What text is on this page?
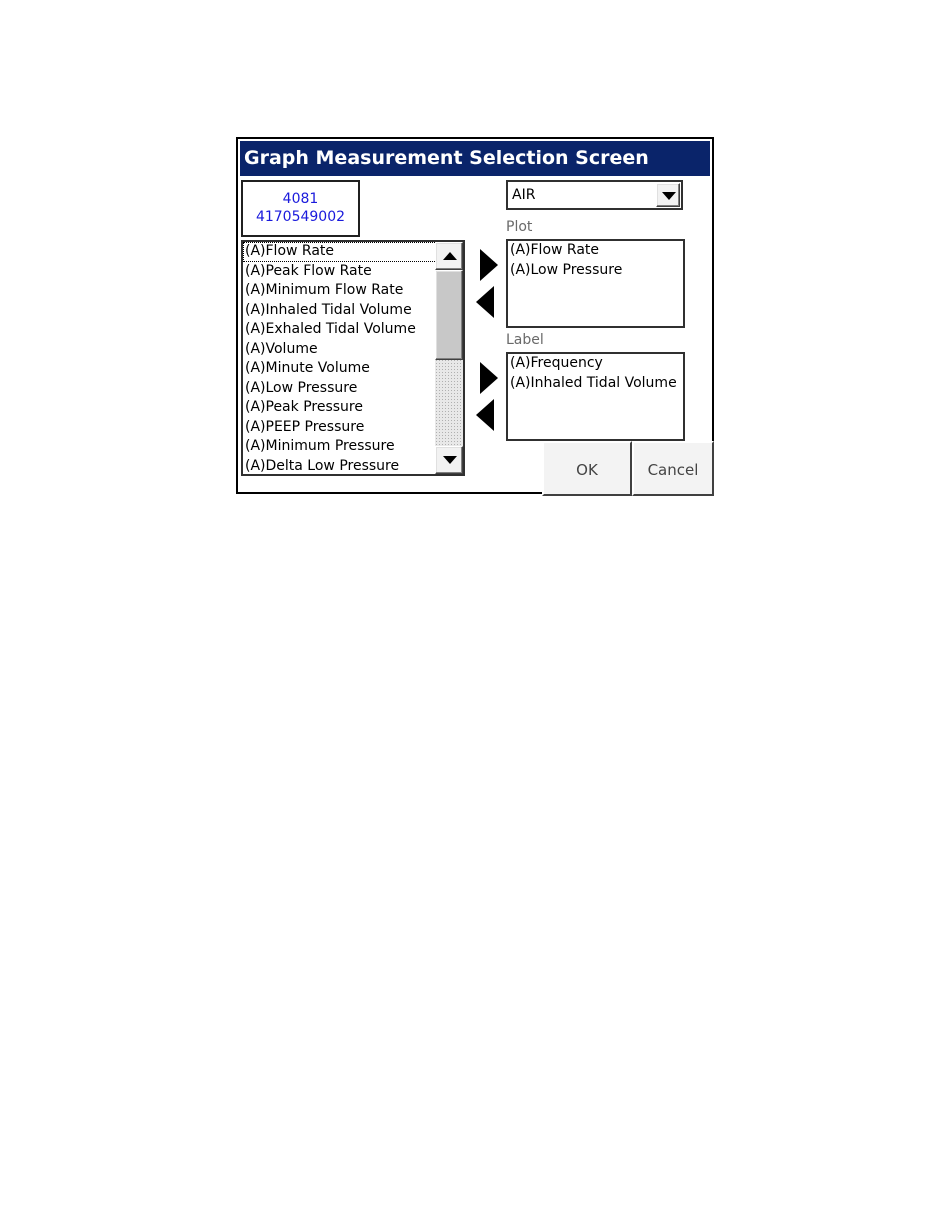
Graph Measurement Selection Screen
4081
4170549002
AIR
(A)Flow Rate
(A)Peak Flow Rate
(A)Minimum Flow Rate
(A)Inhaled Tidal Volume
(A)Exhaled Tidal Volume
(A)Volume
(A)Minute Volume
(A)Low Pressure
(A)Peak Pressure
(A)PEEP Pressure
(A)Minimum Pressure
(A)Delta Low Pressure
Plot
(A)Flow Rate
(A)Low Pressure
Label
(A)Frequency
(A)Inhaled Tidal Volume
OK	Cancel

· · ·

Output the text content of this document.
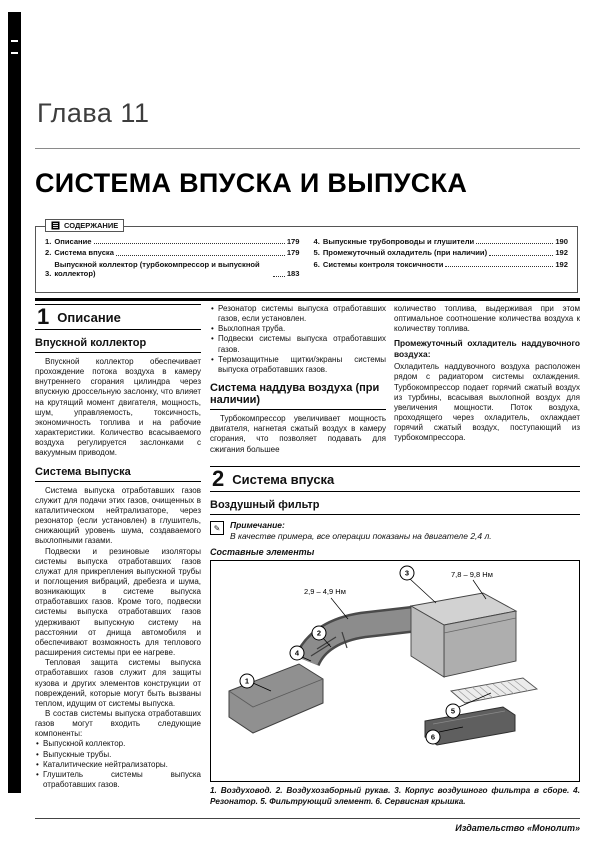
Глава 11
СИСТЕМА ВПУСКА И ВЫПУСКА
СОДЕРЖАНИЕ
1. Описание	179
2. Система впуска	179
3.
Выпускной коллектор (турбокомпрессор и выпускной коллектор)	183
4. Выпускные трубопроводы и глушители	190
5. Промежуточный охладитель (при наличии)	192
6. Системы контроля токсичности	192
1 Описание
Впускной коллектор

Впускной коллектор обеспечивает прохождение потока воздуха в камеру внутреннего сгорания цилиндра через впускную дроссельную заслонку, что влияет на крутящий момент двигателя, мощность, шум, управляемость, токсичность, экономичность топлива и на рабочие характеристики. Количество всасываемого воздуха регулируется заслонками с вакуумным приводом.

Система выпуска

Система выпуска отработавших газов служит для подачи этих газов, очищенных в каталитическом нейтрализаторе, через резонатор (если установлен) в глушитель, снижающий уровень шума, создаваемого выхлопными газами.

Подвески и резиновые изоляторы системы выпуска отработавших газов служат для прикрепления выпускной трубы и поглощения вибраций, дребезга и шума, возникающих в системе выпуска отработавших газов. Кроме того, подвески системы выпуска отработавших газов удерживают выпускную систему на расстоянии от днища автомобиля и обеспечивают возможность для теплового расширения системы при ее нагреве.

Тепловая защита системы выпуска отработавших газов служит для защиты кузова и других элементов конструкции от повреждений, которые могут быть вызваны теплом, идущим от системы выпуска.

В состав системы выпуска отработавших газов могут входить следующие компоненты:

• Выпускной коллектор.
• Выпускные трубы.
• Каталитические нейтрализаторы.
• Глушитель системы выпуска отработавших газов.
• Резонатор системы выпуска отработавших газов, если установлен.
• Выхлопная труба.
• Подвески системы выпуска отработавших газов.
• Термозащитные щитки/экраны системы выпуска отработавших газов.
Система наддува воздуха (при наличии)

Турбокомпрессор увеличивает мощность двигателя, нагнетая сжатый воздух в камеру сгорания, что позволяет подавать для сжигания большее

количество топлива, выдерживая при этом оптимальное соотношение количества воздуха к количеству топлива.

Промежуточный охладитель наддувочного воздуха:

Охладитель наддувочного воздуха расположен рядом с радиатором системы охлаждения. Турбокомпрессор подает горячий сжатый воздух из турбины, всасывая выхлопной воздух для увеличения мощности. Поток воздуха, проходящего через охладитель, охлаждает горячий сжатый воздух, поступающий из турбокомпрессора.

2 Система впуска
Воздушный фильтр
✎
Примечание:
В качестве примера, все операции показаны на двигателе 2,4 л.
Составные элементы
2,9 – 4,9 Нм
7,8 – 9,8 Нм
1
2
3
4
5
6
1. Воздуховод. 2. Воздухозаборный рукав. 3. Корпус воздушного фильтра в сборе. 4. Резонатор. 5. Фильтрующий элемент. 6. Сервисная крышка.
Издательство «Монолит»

· · ·

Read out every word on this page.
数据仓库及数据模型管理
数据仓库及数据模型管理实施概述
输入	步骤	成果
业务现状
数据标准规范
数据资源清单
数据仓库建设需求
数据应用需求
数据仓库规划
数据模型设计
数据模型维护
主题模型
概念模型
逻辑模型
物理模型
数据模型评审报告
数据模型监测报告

· · ·

• [BRIEF] Copy out every line holding the string "если".

• [TASK OUTPUT]
Система выпуска отработавших газов служит для подачи этих газов, очищенных в каталитическом нейтрализаторе, через резонатор (если установлен) в глушитель, снижающий уровень шума, создаваемого выхлопными газами.
• Резонатор системы выпуска отработавших газов, если установлен.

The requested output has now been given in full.